══ Extracted data

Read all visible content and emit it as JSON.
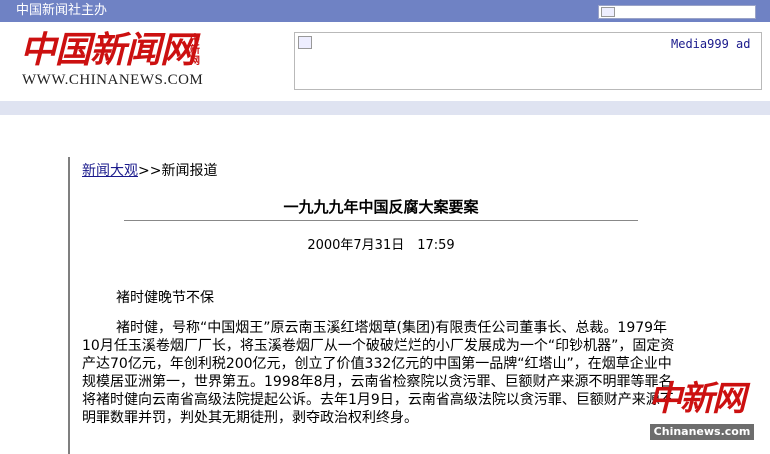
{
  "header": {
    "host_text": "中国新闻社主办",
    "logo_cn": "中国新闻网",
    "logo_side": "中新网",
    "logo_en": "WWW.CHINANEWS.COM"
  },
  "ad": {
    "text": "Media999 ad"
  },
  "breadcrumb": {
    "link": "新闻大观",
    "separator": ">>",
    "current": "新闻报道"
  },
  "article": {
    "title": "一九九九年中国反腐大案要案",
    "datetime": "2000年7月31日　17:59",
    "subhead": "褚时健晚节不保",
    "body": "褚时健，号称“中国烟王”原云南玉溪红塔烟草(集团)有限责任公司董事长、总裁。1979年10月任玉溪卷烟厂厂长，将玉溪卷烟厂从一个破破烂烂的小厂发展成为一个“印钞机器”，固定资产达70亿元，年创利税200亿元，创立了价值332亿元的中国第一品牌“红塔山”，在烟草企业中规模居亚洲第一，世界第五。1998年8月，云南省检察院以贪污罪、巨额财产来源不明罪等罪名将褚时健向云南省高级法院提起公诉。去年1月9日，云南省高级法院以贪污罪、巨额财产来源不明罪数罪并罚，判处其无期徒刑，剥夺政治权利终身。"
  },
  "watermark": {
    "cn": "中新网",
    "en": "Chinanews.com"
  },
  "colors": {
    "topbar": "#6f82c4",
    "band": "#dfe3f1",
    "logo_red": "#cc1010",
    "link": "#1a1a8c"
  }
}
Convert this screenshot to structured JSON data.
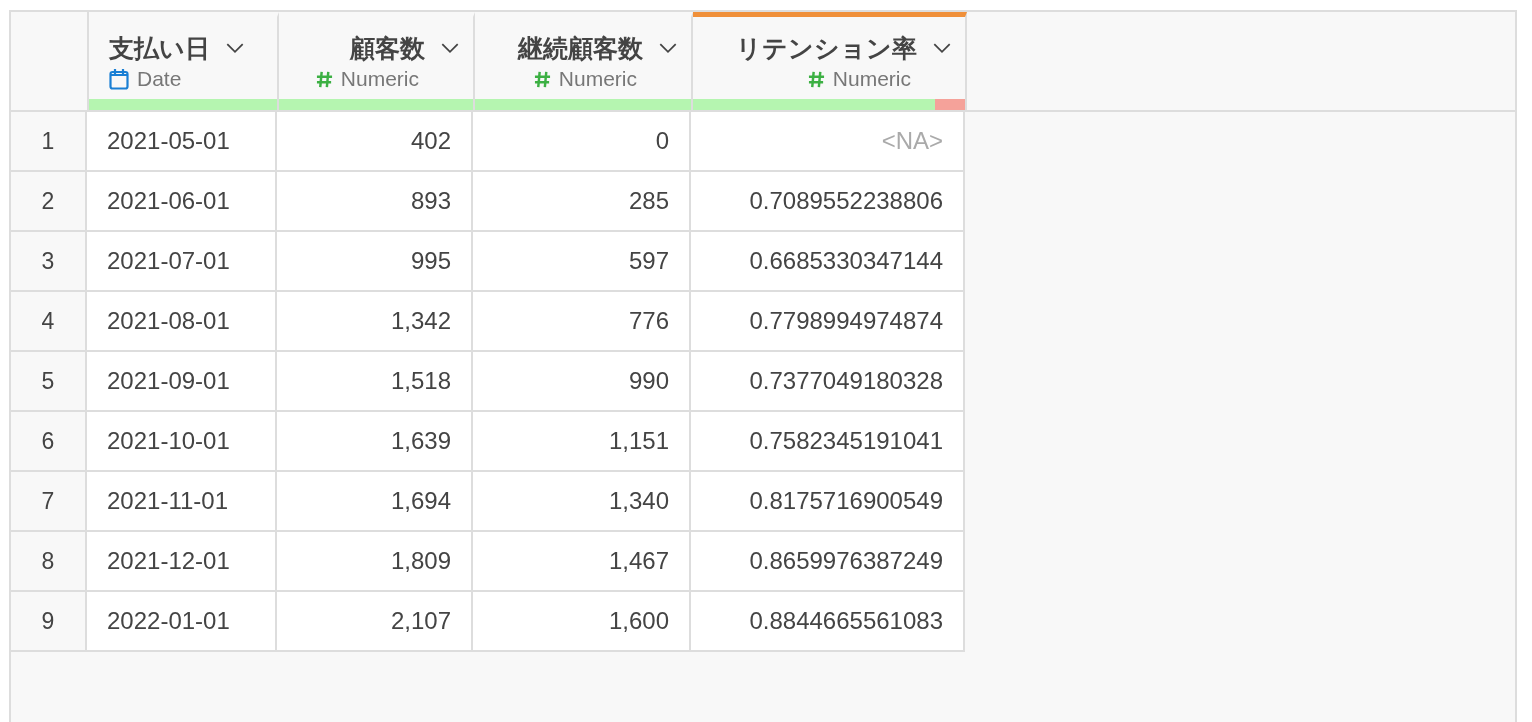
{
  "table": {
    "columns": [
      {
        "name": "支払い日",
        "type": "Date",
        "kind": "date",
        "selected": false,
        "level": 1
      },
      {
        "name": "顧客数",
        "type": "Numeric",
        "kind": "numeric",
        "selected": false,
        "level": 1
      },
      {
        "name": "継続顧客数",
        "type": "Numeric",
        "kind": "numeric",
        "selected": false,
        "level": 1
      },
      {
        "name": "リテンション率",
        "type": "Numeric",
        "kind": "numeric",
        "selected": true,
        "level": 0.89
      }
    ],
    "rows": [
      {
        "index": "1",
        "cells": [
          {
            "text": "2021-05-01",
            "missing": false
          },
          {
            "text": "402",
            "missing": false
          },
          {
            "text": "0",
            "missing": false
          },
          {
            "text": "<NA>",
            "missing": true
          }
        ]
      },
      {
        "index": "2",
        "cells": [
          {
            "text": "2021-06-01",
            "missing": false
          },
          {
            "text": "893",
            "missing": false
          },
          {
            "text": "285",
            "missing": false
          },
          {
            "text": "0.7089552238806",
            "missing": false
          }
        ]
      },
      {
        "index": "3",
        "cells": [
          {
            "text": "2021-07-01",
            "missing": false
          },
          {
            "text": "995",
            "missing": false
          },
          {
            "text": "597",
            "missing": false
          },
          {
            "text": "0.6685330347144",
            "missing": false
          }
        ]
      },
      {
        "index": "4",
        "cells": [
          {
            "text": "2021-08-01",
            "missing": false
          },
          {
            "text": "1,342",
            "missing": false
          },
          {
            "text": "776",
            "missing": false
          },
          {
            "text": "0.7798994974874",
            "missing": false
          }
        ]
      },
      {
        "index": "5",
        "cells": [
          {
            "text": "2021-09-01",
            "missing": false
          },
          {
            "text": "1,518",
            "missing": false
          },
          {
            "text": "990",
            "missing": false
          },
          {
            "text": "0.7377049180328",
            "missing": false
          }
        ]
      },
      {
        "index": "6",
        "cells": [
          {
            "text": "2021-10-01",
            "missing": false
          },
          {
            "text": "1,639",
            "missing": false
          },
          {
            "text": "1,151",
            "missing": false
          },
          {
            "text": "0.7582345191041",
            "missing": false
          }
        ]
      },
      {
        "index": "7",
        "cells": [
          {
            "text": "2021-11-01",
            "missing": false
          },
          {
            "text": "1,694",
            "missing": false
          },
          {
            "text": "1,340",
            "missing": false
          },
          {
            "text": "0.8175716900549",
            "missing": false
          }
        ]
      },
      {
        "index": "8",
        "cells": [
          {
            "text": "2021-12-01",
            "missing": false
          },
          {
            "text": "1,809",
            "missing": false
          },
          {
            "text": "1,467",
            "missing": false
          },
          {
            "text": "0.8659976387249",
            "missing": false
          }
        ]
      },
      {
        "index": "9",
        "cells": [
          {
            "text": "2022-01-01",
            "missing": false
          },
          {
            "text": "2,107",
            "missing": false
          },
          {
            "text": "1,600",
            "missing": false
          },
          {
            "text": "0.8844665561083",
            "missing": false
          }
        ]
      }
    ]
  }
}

════

_Direction_.
Count how many lines above contain the word "name". Reply with the number alone.

_Written answer_.
4